- _WHAT IS ASKED_
Answer with nothing except the number of lines that contain the word "JSON".

--

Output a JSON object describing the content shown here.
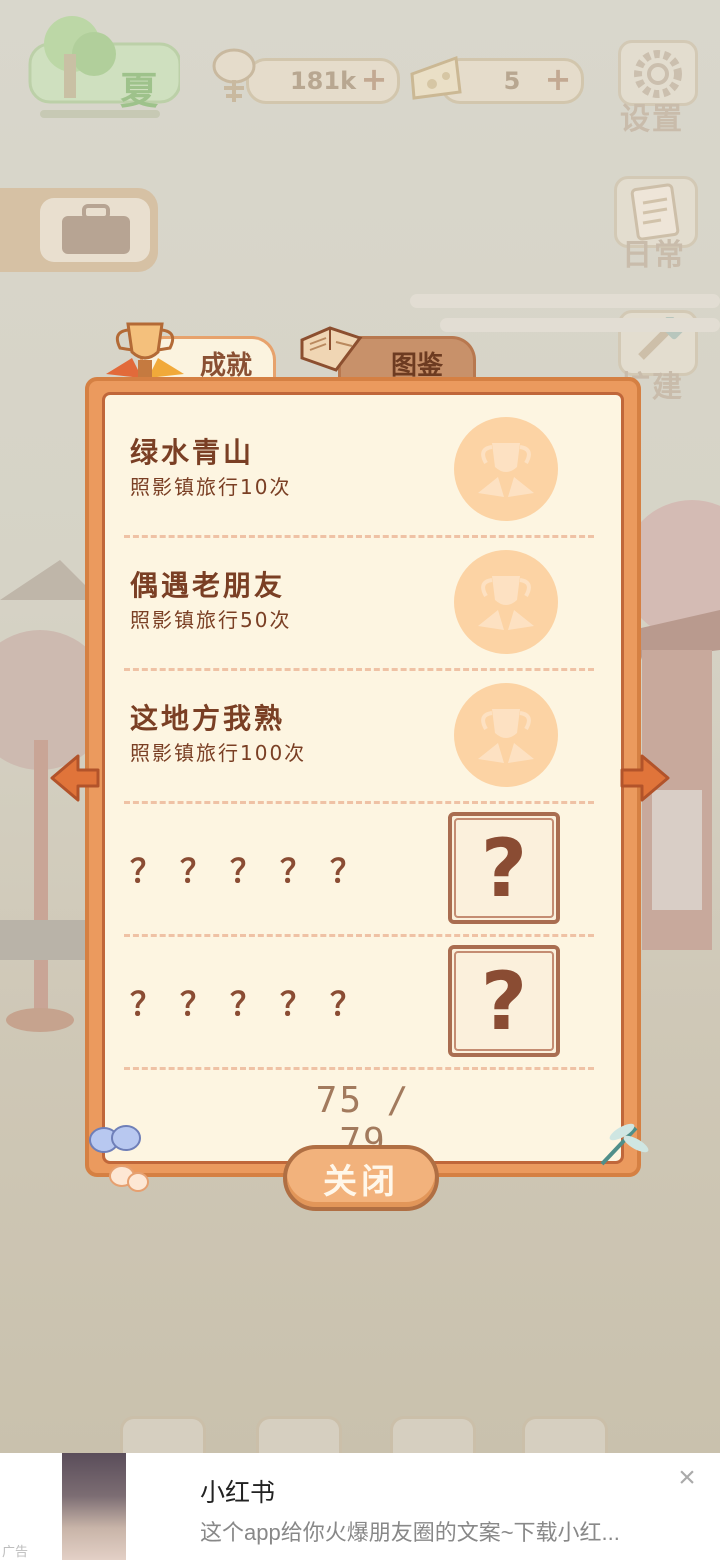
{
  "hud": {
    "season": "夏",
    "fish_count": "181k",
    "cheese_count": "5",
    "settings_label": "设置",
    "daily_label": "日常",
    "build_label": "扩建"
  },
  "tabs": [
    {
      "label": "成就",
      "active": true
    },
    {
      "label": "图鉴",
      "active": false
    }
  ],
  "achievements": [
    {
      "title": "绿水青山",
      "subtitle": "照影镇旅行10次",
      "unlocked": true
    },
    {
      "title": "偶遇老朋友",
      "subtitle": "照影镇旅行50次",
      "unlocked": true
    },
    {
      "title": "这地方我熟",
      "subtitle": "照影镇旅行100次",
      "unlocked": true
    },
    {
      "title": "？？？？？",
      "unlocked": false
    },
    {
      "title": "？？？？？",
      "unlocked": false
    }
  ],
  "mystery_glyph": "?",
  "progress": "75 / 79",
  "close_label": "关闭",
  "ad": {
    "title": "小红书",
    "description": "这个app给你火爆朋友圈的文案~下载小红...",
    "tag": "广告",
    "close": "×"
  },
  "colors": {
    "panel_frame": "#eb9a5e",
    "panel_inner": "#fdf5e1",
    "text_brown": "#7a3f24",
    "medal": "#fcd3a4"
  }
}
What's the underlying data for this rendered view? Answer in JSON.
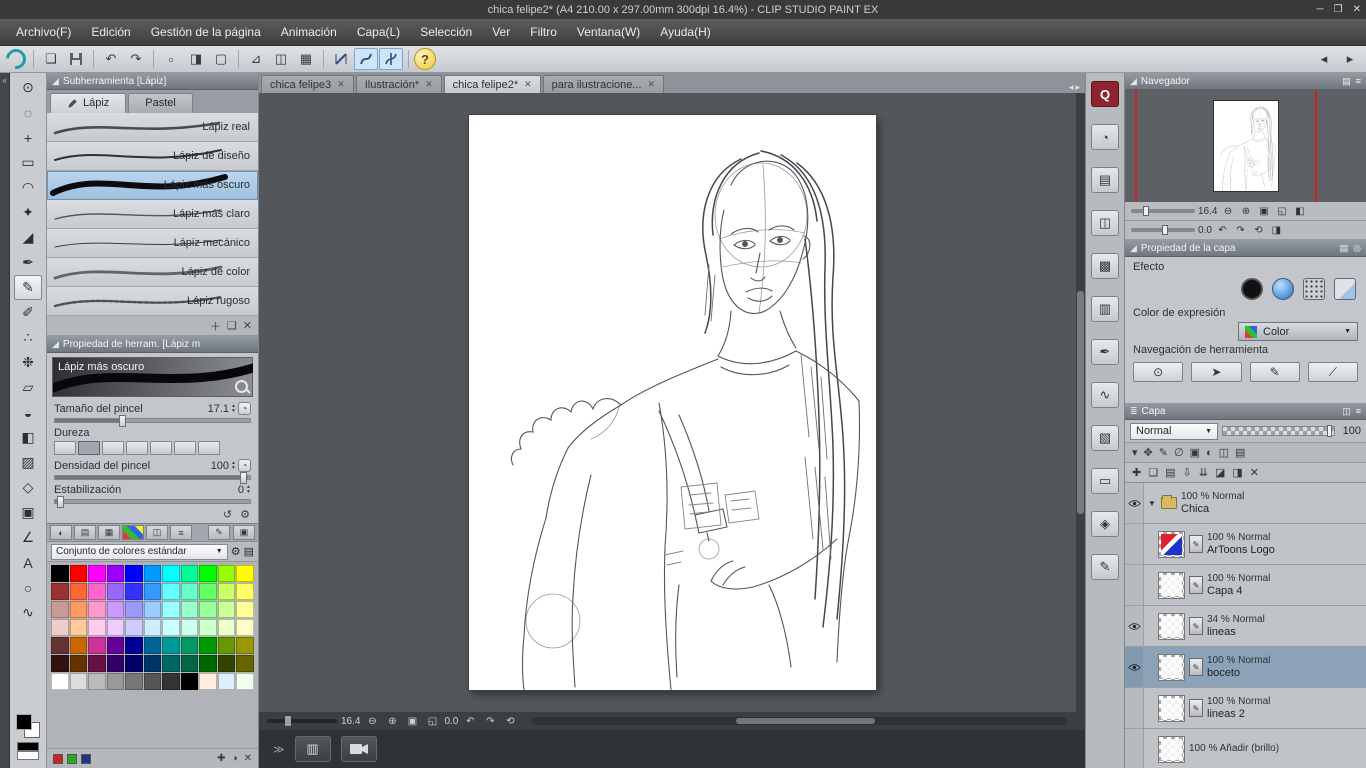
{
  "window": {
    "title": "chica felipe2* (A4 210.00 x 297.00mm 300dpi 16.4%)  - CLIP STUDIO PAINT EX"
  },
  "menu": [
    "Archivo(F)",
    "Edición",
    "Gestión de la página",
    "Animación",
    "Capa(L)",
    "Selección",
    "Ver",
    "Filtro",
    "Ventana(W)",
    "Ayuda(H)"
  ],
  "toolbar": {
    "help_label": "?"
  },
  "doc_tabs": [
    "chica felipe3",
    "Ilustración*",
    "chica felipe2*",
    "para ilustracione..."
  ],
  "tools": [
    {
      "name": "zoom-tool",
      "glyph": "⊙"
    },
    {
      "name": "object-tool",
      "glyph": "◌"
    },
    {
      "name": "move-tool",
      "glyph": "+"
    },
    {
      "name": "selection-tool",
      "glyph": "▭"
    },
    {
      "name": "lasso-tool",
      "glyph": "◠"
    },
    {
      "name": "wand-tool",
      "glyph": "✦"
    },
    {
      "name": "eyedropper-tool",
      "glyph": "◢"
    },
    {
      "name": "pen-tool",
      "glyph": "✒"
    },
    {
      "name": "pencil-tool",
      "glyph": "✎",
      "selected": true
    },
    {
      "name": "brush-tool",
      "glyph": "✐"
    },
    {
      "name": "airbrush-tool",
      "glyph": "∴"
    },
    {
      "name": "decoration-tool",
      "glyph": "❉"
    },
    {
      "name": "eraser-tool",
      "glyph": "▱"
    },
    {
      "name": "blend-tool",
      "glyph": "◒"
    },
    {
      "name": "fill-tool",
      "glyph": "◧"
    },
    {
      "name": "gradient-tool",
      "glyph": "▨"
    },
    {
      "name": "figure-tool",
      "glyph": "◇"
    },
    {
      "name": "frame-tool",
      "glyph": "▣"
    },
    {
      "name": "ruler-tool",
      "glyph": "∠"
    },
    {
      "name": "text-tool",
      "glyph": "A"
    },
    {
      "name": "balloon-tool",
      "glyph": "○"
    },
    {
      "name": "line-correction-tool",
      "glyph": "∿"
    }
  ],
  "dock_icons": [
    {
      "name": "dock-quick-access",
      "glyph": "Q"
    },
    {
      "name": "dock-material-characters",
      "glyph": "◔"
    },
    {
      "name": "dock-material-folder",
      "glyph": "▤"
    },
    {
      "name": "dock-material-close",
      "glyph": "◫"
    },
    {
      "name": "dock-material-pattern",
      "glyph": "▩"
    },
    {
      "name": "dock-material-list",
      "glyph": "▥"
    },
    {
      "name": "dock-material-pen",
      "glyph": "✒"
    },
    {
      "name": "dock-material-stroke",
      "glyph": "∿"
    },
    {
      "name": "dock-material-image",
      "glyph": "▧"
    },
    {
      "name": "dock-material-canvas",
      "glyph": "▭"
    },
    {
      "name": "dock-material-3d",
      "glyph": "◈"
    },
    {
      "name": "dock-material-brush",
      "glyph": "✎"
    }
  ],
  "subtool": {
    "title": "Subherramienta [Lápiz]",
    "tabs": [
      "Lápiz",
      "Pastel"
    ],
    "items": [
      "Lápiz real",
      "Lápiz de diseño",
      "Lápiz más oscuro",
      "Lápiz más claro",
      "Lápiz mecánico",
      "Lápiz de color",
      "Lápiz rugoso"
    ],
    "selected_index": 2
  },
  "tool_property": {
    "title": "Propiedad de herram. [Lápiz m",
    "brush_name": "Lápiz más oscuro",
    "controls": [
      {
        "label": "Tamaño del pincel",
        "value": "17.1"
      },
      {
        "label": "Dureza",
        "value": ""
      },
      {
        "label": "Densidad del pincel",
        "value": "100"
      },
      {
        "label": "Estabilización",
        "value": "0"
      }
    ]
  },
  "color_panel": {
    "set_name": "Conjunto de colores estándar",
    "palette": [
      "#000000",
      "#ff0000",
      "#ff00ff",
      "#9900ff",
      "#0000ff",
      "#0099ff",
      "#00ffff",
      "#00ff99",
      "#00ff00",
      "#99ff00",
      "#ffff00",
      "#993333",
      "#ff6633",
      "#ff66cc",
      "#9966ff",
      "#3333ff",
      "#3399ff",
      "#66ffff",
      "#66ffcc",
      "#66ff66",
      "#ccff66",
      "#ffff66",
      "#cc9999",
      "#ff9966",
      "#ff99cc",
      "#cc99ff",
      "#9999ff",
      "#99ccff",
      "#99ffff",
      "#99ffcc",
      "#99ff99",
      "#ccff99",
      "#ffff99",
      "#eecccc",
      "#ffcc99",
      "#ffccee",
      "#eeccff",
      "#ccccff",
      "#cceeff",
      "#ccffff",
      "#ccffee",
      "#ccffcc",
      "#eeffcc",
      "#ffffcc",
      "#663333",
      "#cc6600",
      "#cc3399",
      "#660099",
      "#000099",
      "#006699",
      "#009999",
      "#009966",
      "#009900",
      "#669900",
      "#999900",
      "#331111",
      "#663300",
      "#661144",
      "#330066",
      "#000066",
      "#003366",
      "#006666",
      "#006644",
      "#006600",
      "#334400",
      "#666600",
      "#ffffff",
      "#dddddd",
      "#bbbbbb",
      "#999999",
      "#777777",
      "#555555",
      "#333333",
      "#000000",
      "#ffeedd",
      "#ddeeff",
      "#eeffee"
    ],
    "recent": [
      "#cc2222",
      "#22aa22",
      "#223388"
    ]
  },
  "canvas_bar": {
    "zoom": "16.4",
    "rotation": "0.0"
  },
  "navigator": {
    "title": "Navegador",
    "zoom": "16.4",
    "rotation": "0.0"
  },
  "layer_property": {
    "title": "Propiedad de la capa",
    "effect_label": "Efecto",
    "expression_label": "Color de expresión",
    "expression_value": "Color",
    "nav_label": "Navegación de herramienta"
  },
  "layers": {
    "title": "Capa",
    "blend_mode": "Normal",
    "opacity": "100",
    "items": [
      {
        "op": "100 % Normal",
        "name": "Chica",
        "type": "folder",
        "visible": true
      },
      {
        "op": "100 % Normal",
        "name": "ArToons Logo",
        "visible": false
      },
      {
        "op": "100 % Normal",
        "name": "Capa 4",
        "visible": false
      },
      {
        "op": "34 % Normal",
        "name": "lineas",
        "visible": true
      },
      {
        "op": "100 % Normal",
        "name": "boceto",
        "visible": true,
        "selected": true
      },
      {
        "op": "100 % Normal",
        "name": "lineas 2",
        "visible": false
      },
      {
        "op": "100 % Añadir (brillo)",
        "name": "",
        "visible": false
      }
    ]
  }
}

--

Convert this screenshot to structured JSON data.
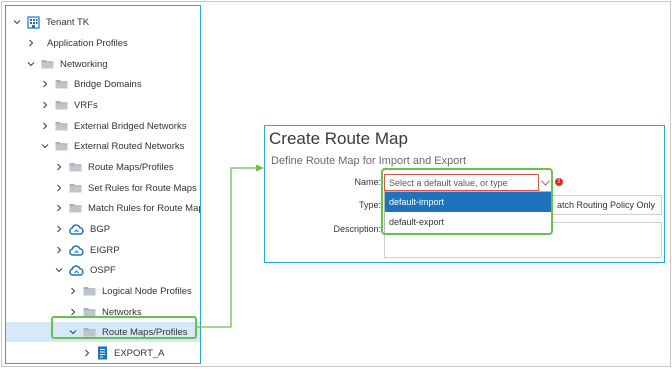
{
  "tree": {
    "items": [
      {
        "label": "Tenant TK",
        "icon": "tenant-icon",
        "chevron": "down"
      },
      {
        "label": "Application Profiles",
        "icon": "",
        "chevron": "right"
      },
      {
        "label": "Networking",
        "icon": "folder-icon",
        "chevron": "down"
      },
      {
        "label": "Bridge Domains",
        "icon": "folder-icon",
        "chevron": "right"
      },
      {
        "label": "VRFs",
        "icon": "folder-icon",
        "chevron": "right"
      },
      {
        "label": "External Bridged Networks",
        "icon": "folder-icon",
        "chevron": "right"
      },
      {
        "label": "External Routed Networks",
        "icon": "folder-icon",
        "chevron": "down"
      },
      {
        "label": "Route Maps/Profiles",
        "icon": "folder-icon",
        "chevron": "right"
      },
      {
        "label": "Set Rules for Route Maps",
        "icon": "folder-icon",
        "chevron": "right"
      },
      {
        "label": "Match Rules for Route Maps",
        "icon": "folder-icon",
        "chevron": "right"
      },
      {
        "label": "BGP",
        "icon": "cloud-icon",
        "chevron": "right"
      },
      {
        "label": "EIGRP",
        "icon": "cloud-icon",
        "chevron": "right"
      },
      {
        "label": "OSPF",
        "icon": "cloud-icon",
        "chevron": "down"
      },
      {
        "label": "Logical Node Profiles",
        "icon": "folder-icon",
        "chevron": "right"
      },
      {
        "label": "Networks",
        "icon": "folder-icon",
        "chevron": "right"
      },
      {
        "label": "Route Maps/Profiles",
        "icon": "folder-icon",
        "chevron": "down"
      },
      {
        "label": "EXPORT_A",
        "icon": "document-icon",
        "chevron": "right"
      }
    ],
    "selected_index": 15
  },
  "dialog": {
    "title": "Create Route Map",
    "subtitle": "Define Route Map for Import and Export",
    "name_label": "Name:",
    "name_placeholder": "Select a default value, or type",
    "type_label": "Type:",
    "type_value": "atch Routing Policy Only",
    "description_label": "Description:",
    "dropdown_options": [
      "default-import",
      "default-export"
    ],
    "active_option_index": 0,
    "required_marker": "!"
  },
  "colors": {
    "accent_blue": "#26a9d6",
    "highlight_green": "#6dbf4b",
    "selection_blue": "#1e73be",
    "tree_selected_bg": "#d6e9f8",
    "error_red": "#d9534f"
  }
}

--

- _EXERCISE RESULT_
3